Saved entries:
⁂
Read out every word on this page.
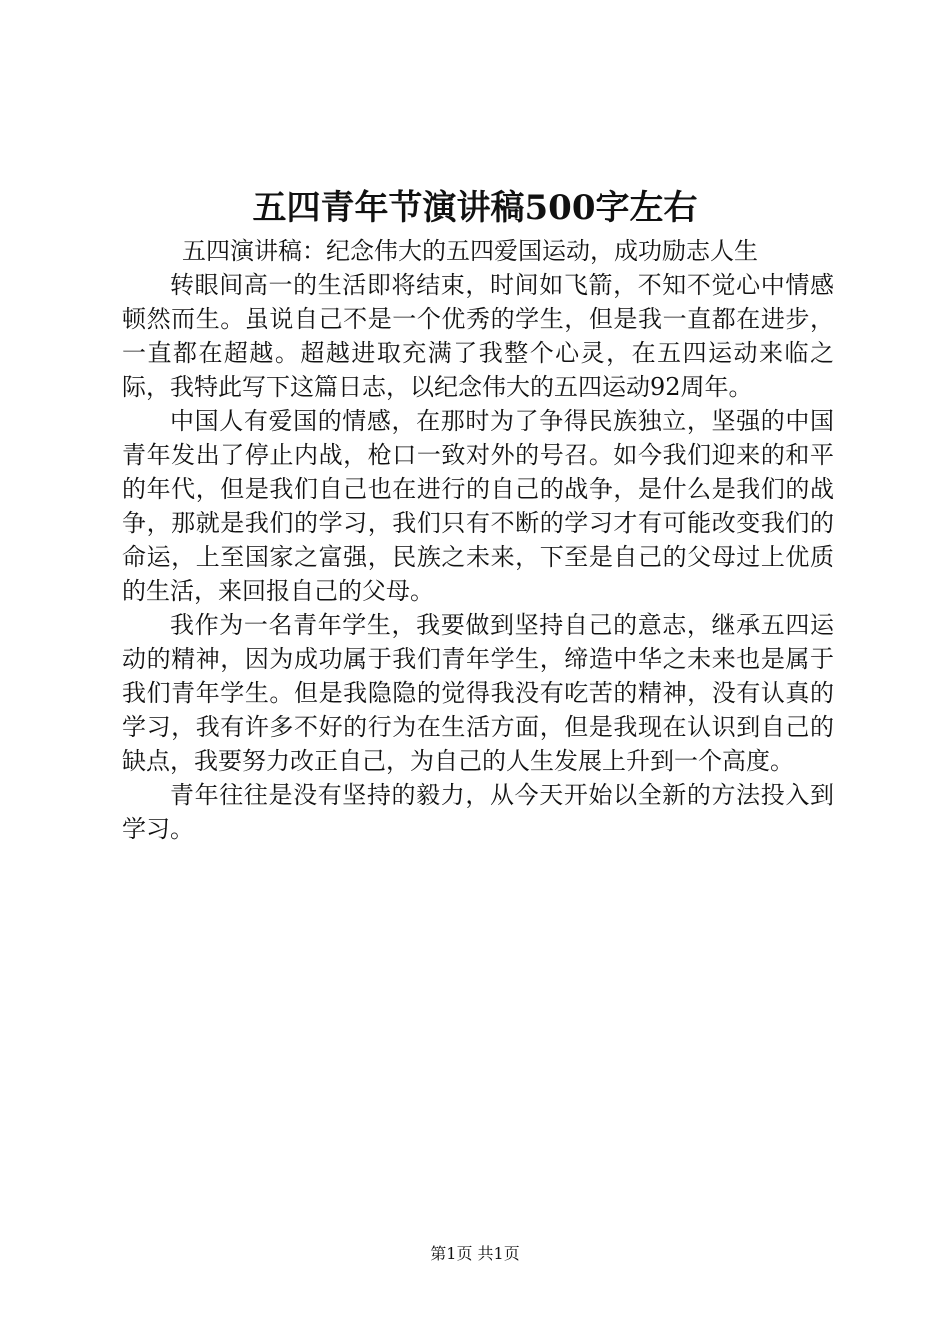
五四青年节演讲稿500字左右

五四演讲稿：纪念伟大的五四爱国运动，成功励志人生

转眼间高一的生活即将结束，时间如飞箭，不知不觉心中情感顿然而生。虽说自己不是一个优秀的学生，但是我一直都在进步，一直都在超越。超越进取充满了我整个心灵，在五四运动来临之际，我特此写下这篇日志，以纪念伟大的五四运动92周年。

中国人有爱国的情感，在那时为了争得民族独立，坚强的中国青年发出了停止内战，枪口一致对外的号召。如今我们迎来的和平的年代，但是我们自己也在进行的自己的战争，是什么是我们的战争，那就是我们的学习，我们只有不断的学习才有可能改变我们的命运，上至国家之富强，民族之未来，下至是自己的父母过上优质的生活，来回报自己的父母。

我作为一名青年学生，我要做到坚持自己的意志，继承五四运动的精神，因为成功属于我们青年学生，缔造中华之未来也是属于我们青年学生。但是我隐隐的觉得我没有吃苦的精神，没有认真的学习，我有许多不好的行为在生活方面，但是我现在认识到自己的缺点，我要努力改正自己，为自己的人生发展上升到一个高度。

青年往往是没有坚持的毅力，从今天开始以全新的方法投入到学习。

第1页 共1页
⁂
AIM: Quote every record above exactly, leaving out any pictures.

RESPONSE:
Read out every word on this page.
五四青年节演讲稿500字左右

五四演讲稿：纪念伟大的五四爱国运动，成功励志人生

转眼间高一的生活即将结束，时间如飞箭，不知不觉心中情感顿然而生。虽说自己不是一个优秀的学生，但是我一直都在进步，一直都在超越。超越进取充满了我整个心灵，在五四运动来临之际，我特此写下这篇日志，以纪念伟大的五四运动92周年。

中国人有爱国的情感，在那时为了争得民族独立，坚强的中国青年发出了停止内战，枪口一致对外的号召。如今我们迎来的和平的年代，但是我们自己也在进行的自己的战争，是什么是我们的战争，那就是我们的学习，我们只有不断的学习才有可能改变我们的命运，上至国家之富强，民族之未来，下至是自己的父母过上优质的生活，来回报自己的父母。

我作为一名青年学生，我要做到坚持自己的意志，继承五四运动的精神，因为成功属于我们青年学生，缔造中华之未来也是属于我们青年学生。但是我隐隐的觉得我没有吃苦的精神，没有认真的学习，我有许多不好的行为在生活方面，但是我现在认识到自己的缺点，我要努力改正自己，为自己的人生发展上升到一个高度。

青年往往是没有坚持的毅力，从今天开始以全新的方法投入到学习。

第1页 共1页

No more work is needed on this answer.